Set out every line bearing the string "from".
"""
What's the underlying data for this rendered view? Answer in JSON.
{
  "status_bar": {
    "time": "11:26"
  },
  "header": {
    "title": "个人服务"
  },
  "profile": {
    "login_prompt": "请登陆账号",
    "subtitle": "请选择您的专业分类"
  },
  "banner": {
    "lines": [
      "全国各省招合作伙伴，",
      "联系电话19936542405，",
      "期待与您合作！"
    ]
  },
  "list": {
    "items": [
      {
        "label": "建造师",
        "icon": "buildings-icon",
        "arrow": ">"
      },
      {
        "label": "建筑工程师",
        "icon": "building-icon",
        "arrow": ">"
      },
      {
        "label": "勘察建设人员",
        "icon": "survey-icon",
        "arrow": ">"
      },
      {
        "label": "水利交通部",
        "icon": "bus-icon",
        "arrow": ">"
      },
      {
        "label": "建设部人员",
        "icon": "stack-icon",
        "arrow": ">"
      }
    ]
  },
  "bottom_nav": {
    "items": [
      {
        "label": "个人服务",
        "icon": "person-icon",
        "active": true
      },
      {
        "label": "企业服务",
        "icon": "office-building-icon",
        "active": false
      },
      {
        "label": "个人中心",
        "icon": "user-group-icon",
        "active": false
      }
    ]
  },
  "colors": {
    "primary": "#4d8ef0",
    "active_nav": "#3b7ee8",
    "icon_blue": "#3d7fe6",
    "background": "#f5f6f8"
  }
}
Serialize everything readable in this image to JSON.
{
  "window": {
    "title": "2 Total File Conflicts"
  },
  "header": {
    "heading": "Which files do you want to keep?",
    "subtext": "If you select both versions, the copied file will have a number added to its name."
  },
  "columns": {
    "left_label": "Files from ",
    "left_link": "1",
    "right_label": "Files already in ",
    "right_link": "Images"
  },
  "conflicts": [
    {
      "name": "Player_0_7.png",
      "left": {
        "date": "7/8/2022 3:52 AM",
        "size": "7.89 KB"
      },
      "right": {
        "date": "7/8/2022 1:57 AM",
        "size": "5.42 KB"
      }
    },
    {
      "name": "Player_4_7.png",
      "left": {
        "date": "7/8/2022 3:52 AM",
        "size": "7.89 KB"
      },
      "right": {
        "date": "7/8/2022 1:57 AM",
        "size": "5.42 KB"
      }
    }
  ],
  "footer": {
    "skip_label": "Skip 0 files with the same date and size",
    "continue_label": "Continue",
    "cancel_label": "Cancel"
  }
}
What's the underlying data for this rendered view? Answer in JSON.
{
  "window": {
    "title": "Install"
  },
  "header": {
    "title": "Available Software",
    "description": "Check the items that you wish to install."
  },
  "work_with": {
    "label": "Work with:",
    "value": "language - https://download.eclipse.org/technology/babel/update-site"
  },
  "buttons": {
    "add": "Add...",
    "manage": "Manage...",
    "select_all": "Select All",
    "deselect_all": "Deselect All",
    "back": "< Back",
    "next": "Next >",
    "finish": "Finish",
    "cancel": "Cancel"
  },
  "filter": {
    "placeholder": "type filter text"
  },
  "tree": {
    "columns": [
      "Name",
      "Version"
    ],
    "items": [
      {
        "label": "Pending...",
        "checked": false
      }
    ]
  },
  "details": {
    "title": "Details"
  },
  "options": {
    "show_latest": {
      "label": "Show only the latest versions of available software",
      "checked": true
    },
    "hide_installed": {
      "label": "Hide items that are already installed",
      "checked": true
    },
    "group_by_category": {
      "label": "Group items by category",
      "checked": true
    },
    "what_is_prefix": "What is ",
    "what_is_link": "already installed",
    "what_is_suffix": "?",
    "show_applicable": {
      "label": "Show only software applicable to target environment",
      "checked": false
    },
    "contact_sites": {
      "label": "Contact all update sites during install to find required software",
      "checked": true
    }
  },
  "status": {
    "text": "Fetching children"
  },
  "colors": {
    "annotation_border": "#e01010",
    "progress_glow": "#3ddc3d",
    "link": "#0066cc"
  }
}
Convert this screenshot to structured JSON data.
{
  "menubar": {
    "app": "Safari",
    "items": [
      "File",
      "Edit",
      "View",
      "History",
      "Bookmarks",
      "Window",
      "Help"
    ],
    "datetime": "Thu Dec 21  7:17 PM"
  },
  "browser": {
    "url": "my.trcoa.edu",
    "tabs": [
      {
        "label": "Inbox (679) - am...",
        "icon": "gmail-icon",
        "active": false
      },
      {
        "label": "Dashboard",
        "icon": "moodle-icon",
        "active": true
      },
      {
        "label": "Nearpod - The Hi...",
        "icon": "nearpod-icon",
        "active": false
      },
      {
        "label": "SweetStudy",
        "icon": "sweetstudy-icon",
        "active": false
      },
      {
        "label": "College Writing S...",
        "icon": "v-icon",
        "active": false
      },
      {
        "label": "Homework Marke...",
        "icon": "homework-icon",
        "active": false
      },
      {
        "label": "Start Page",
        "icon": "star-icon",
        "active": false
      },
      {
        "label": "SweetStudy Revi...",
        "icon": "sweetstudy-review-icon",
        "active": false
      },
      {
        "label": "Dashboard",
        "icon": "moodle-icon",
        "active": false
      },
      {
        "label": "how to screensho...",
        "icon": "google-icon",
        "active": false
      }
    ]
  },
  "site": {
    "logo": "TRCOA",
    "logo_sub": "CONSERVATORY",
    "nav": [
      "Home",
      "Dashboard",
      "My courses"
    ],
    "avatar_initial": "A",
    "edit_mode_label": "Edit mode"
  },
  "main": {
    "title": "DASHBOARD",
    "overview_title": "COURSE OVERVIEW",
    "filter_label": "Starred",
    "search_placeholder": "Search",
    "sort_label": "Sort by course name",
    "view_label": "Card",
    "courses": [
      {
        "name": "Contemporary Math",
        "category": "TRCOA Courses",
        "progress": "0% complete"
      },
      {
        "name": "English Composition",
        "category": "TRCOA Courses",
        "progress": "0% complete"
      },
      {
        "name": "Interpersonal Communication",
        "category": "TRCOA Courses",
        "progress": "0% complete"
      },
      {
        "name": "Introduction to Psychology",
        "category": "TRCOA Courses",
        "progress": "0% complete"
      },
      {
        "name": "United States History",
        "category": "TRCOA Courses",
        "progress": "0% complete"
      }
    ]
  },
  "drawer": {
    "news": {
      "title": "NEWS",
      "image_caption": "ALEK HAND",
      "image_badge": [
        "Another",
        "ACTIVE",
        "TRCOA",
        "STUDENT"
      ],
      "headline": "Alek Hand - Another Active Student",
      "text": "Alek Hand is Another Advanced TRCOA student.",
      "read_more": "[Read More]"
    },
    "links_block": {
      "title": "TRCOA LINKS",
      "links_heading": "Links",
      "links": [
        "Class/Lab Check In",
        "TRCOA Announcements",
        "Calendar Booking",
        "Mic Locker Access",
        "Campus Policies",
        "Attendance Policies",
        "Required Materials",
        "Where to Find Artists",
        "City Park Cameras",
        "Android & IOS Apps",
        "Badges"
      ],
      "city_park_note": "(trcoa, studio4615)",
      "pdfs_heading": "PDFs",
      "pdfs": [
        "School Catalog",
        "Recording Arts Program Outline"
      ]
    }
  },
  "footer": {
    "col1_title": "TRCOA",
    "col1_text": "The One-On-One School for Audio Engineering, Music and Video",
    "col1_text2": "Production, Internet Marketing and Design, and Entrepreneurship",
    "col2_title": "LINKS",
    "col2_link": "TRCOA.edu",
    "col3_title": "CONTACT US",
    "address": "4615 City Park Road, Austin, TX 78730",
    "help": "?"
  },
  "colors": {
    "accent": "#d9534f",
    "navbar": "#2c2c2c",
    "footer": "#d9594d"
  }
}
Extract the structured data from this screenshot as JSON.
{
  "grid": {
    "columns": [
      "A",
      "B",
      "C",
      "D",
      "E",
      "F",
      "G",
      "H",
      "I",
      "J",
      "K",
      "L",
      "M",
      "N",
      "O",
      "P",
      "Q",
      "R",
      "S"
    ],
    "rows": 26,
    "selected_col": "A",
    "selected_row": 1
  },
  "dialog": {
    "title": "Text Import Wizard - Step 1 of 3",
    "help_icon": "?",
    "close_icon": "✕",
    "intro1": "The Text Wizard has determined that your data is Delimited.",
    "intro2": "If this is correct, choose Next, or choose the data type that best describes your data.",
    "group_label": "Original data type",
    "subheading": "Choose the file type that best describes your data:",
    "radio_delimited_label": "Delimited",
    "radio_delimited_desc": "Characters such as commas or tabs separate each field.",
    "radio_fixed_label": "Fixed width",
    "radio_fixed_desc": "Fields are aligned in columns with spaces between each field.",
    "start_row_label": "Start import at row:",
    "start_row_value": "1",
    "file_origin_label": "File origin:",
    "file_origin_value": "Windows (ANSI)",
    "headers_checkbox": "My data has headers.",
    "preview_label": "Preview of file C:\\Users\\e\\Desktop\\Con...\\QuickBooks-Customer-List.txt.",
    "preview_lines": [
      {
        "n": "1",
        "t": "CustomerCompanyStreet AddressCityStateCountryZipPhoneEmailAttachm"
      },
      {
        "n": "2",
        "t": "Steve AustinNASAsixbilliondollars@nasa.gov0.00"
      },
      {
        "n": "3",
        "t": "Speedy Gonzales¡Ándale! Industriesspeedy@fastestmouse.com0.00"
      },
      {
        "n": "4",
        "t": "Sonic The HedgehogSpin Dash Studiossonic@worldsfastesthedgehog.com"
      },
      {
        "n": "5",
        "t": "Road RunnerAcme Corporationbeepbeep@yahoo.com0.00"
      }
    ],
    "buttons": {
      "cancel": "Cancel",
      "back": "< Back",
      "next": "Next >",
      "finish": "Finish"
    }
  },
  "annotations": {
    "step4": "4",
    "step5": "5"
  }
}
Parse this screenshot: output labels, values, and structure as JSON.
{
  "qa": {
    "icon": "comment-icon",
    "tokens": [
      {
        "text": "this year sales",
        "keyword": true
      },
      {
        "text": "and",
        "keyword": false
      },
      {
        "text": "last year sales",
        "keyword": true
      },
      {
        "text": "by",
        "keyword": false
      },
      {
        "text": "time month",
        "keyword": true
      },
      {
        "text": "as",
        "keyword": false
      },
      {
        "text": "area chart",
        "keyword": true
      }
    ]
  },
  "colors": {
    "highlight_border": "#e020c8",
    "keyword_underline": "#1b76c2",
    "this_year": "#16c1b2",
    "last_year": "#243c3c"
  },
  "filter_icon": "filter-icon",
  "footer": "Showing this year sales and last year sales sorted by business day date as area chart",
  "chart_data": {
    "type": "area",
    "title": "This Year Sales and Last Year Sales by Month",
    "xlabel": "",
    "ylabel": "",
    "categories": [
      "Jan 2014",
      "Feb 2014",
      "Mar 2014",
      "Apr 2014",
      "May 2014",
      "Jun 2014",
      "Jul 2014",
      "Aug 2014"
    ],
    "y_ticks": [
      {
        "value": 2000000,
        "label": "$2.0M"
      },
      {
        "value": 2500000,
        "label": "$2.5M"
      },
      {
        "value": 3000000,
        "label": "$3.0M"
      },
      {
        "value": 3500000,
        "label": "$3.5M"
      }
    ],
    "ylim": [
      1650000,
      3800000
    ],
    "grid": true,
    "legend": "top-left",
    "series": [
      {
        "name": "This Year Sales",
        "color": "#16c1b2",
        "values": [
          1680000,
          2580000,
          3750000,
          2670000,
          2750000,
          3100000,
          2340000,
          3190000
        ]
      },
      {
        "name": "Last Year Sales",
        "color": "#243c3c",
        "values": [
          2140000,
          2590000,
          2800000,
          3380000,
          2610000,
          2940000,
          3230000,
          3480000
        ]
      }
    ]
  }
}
"""
▸ Exercise solution:
    "left_label": "Files from ",
Extract the structured data from this screenshot as JSON.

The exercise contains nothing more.